# [EXERCISE GOAL]
Pull out every line below that holds the word "Thank".

Stored records
"""

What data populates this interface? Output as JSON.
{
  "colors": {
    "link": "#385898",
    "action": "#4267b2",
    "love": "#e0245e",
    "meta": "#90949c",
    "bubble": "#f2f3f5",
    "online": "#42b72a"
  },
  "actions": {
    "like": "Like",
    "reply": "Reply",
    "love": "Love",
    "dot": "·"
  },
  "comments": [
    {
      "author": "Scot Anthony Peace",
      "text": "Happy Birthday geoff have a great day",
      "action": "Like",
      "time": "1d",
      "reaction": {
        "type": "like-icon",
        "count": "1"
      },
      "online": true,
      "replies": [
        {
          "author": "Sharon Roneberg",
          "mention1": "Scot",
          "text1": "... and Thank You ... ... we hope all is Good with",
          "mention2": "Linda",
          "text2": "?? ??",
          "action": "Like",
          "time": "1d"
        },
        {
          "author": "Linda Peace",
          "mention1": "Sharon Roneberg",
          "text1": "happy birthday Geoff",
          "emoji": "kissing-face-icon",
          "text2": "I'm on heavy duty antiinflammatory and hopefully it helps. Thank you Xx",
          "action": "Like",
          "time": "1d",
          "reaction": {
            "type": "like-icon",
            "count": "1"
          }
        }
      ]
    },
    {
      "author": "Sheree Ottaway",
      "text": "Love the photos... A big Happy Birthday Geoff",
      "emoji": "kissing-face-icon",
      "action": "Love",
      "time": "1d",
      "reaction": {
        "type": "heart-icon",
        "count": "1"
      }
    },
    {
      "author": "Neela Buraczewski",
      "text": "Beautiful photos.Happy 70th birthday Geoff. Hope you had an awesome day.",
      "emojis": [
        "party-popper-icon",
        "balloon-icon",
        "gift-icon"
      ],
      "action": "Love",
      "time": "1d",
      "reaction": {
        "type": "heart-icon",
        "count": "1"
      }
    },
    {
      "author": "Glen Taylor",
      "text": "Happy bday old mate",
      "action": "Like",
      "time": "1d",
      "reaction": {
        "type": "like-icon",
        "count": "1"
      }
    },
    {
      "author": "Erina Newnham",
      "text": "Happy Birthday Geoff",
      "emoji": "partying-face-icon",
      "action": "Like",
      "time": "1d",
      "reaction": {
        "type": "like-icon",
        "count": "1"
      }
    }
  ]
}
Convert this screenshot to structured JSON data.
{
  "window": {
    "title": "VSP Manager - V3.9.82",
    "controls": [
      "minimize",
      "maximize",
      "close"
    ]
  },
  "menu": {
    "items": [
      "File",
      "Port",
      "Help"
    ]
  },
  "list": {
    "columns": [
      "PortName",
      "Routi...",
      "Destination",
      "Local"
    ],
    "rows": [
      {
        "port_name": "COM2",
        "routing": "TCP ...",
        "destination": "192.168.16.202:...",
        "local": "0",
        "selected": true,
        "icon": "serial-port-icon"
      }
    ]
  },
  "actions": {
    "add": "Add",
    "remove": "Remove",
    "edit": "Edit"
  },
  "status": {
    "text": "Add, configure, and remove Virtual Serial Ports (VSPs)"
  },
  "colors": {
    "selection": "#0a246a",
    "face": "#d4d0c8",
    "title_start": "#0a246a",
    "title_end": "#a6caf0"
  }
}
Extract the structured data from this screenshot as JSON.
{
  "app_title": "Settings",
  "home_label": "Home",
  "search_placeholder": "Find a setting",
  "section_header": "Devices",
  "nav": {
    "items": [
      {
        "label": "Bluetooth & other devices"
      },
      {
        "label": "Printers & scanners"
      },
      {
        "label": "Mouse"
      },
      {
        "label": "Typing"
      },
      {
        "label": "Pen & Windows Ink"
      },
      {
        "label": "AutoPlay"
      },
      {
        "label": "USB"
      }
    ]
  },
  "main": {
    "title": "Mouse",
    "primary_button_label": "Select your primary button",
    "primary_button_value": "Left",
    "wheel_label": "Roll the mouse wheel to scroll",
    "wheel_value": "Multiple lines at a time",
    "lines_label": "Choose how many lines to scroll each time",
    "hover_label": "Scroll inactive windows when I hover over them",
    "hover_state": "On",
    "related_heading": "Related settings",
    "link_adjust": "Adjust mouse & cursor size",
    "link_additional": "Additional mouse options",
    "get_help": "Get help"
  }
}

"""

# [COMPLETED TASK]
          "text1": "... and Thank You ... ... we hope all is Good with",
          "text2": "I'm on heavy duty antiinflammatory and hopefully it helps. Thank you Xx",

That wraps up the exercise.